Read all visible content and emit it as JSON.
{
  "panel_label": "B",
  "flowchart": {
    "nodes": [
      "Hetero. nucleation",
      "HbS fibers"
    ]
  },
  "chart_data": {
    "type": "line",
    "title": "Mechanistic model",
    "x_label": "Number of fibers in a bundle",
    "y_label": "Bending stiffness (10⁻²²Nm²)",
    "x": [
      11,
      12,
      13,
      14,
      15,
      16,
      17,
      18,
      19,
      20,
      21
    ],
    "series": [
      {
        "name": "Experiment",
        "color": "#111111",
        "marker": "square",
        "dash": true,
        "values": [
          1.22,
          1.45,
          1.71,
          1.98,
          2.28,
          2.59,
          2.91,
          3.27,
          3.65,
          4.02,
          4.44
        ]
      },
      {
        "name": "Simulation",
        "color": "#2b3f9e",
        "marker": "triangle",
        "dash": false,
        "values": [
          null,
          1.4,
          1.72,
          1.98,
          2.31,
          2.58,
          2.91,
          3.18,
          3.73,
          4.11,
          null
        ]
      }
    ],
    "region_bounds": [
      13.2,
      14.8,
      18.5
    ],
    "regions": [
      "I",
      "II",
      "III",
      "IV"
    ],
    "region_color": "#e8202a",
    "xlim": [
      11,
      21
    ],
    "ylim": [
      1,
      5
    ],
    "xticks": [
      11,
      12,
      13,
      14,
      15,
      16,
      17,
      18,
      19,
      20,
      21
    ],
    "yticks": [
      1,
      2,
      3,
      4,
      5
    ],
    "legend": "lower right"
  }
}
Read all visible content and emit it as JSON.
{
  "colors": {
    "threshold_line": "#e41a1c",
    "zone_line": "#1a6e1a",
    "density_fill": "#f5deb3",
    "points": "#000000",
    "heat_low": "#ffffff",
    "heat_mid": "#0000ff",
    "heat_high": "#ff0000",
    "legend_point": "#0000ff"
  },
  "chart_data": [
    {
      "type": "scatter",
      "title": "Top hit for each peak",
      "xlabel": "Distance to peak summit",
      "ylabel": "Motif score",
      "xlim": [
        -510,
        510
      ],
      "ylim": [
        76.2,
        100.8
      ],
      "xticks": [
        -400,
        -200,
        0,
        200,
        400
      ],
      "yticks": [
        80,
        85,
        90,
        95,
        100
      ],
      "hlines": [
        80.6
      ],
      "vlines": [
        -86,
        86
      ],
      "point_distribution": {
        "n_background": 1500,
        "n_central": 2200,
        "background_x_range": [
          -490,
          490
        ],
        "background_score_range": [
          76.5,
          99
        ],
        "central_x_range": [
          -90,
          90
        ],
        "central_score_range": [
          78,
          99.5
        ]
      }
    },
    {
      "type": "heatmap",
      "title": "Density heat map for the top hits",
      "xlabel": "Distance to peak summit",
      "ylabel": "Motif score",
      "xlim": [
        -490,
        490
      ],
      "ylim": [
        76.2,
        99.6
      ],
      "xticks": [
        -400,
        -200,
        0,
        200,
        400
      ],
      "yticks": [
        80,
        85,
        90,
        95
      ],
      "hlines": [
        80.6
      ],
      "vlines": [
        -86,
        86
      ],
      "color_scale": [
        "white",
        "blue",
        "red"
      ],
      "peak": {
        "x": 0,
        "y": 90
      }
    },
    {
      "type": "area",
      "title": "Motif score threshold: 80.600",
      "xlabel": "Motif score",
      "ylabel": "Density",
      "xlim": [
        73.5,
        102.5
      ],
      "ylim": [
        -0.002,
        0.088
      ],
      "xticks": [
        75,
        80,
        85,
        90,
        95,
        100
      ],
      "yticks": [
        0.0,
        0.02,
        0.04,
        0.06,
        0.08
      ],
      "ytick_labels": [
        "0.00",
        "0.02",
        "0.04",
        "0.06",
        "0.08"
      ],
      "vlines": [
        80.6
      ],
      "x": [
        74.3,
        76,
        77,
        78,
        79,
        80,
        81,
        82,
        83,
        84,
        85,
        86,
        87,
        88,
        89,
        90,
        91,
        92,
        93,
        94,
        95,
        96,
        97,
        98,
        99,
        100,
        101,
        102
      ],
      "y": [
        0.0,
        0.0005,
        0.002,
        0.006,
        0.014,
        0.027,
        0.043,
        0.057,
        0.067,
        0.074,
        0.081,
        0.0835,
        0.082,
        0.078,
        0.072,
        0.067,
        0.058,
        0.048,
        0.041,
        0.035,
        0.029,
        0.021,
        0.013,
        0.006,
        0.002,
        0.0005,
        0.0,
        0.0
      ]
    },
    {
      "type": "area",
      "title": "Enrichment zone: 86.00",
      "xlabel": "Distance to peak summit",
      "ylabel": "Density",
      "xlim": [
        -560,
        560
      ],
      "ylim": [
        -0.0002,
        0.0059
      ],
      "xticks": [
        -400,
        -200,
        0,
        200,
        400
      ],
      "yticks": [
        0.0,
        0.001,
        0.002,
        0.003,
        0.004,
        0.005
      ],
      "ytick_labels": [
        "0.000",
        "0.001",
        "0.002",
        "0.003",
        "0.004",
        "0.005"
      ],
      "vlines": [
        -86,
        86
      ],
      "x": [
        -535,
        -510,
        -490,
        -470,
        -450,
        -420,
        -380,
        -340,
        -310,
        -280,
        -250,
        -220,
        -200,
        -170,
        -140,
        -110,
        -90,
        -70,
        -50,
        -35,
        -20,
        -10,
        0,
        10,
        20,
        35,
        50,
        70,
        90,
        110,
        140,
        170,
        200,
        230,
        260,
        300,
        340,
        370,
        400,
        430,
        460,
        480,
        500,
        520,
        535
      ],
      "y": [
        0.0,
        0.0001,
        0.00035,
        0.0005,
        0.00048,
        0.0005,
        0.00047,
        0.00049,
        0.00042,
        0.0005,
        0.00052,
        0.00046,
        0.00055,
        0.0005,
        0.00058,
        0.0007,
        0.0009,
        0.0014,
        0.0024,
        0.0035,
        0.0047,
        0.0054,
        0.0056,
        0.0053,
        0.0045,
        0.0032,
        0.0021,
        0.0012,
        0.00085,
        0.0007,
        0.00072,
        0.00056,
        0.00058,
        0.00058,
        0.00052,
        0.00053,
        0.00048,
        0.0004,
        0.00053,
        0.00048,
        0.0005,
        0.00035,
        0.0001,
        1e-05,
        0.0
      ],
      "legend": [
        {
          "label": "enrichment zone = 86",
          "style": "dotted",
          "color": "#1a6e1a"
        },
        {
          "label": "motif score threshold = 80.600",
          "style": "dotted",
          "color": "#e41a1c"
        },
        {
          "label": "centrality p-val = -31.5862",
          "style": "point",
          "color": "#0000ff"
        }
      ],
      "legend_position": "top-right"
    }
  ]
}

************

▶ _Requirements_
From the records above, extract every entry exactly as given.

▶ _Exercise answer_
Read all visible content and emit it as JSON.
{
  "panel_label": "B",
  "flowchart": {
    "nodes": [
      "Hetero. nucleation",
      "HbS fibers"
    ]
  },
  "chart_data": {
    "type": "line",
    "title": "Mechanistic model",
    "x_label": "Number of fibers in a bundle",
    "y_label": "Bending stiffness (10⁻²²Nm²)",
    "x": [
      11,
      12,
      13,
      14,
      15,
      16,
      17,
      18,
      19,
      20,
      21
    ],
    "series": [
      {
        "name": "Experiment",
        "color": "#111111",
        "marker": "square",
        "dash": true,
        "values": [
          1.22,
          1.45,
          1.71,
          1.98,
          2.28,
          2.59,
          2.91,
          3.27,
          3.65,
          4.02,
          4.44
        ]
      },
      {
        "name": "Simulation",
        "color": "#2b3f9e",
        "marker": "triangle",
        "dash": false,
        "values": [
          null,
          1.4,
          1.72,
          1.98,
          2.31,
          2.58,
          2.91,
          3.18,
          3.73,
          4.11,
          null
        ]
      }
    ],
    "region_bounds": [
      13.2,
      14.8,
      18.5
    ],
    "regions": [
      "I",
      "II",
      "III",
      "IV"
    ],
    "region_color": "#e8202a",
    "xlim": [
      11,
      21
    ],
    "ylim": [
      1,
      5
    ],
    "xticks": [
      11,
      12,
      13,
      14,
      15,
      16,
      17,
      18,
      19,
      20,
      21
    ],
    "yticks": [
      1,
      2,
      3,
      4,
      5
    ],
    "legend": "lower right"
  }
}
Read all visible content and emit it as JSON.
{
  "colors": {
    "threshold_line": "#e41a1c",
    "zone_line": "#1a6e1a",
    "density_fill": "#f5deb3",
    "points": "#000000",
    "heat_low": "#ffffff",
    "heat_mid": "#0000ff",
    "heat_high": "#ff0000",
    "legend_point": "#0000ff"
  },
  "chart_data": [
    {
      "type": "scatter",
      "title": "Top hit for each peak",
      "xlabel": "Distance to peak summit",
      "ylabel": "Motif score",
      "xlim": [
        -510,
        510
      ],
      "ylim": [
        76.2,
        100.8
      ],
      "xticks": [
        -400,
        -200,
        0,
        200,
        400
      ],
      "yticks": [
        80,
        85,
        90,
        95,
        100
      ],
      "hlines": [
        80.6
      ],
      "vlines": [
        -86,
        86
      ],
      "point_distribution": {
        "n_background": 1500,
        "n_central": 2200,
        "background_x_range": [
          -490,
          490
        ],
        "background_score_range": [
          76.5,
          99
        ],
        "central_x_range": [
          -90,
          90
        ],
        "central_score_range": [
          78,
          99.5
        ]
      }
    },
    {
      "type": "heatmap",
      "title": "Density heat map for the top hits",
      "xlabel": "Distance to peak summit",
      "ylabel": "Motif score",
      "xlim": [
        -490,
        490
      ],
      "ylim": [
        76.2,
        99.6
      ],
      "xticks": [
        -400,
        -200,
        0,
        200,
        400
      ],
      "yticks": [
        80,
        85,
        90,
        95
      ],
      "hlines": [
        80.6
      ],
      "vlines": [
        -86,
        86
      ],
      "color_scale": [
        "white",
        "blue",
        "red"
      ],
      "peak": {
        "x": 0,
        "y": 90
      }
    },
    {
      "type": "area",
      "title": "Motif score threshold: 80.600",
      "xlabel": "Motif score",
      "ylabel": "Density",
      "xlim": [
        73.5,
        102.5
      ],
      "ylim": [
        -0.002,
        0.088
      ],
      "xticks": [
        75,
        80,
        85,
        90,
        95,
        100
      ],
      "yticks": [
        0.0,
        0.02,
        0.04,
        0.06,
        0.08
      ],
      "ytick_labels": [
        "0.00",
        "0.02",
        "0.04",
        "0.06",
        "0.08"
      ],
      "vlines": [
        80.6
      ],
      "x": [
        74.3,
        76,
        77,
        78,
        79,
        80,
        81,
        82,
        83,
        84,
        85,
        86,
        87,
        88,
        89,
        90,
        91,
        92,
        93,
        94,
        95,
        96,
        97,
        98,
        99,
        100,
        101,
        102
      ],
      "y": [
        0.0,
        0.0005,
        0.002,
        0.006,
        0.014,
        0.027,
        0.043,
        0.057,
        0.067,
        0.074,
        0.081,
        0.0835,
        0.082,
        0.078,
        0.072,
        0.067,
        0.058,
        0.048,
        0.041,
        0.035,
        0.029,
        0.021,
        0.013,
        0.006,
        0.002,
        0.0005,
        0.0,
        0.0
      ]
    },
    {
      "type": "area",
      "title": "Enrichment zone: 86.00",
      "xlabel": "Distance to peak summit",
      "ylabel": "Density",
      "xlim": [
        -560,
        560
      ],
      "ylim": [
        -0.0002,
        0.0059
      ],
      "xticks": [
        -400,
        -200,
        0,
        200,
        400
      ],
      "yticks": [
        0.0,
        0.001,
        0.002,
        0.003,
        0.004,
        0.005
      ],
      "ytick_labels": [
        "0.000",
        "0.001",
        "0.002",
        "0.003",
        "0.004",
        "0.005"
      ],
      "vlines": [
        -86,
        86
      ],
      "x": [
        -535,
        -510,
        -490,
        -470,
        -450,
        -420,
        -380,
        -340,
        -310,
        -280,
        -250,
        -220,
        -200,
        -170,
        -140,
        -110,
        -90,
        -70,
        -50,
        -35,
        -20,
        -10,
        0,
        10,
        20,
        35,
        50,
        70,
        90,
        110,
        140,
        170,
        200,
        230,
        260,
        300,
        340,
        370,
        400,
        430,
        460,
        480,
        500,
        520,
        535
      ],
      "y": [
        0.0,
        0.0001,
        0.00035,
        0.0005,
        0.00048,
        0.0005,
        0.00047,
        0.00049,
        0.00042,
        0.0005,
        0.00052,
        0.00046,
        0.00055,
        0.0005,
        0.00058,
        0.0007,
        0.0009,
        0.0014,
        0.0024,
        0.0035,
        0.0047,
        0.0054,
        0.0056,
        0.0053,
        0.0045,
        0.0032,
        0.0021,
        0.0012,
        0.00085,
        0.0007,
        0.00072,
        0.00056,
        0.00058,
        0.00058,
        0.00052,
        0.00053,
        0.00048,
        0.0004,
        0.00053,
        0.00048,
        0.0005,
        0.00035,
        0.0001,
        1e-05,
        0.0
      ],
      "legend": [
        {
          "label": "enrichment zone = 86",
          "style": "dotted",
          "color": "#1a6e1a"
        },
        {
          "label": "motif score threshold = 80.600",
          "style": "dotted",
          "color": "#e41a1c"
        },
        {
          "label": "centrality p-val = -31.5862",
          "style": "point",
          "color": "#0000ff"
        }
      ],
      "legend_position": "top-right"
    }
  ]
}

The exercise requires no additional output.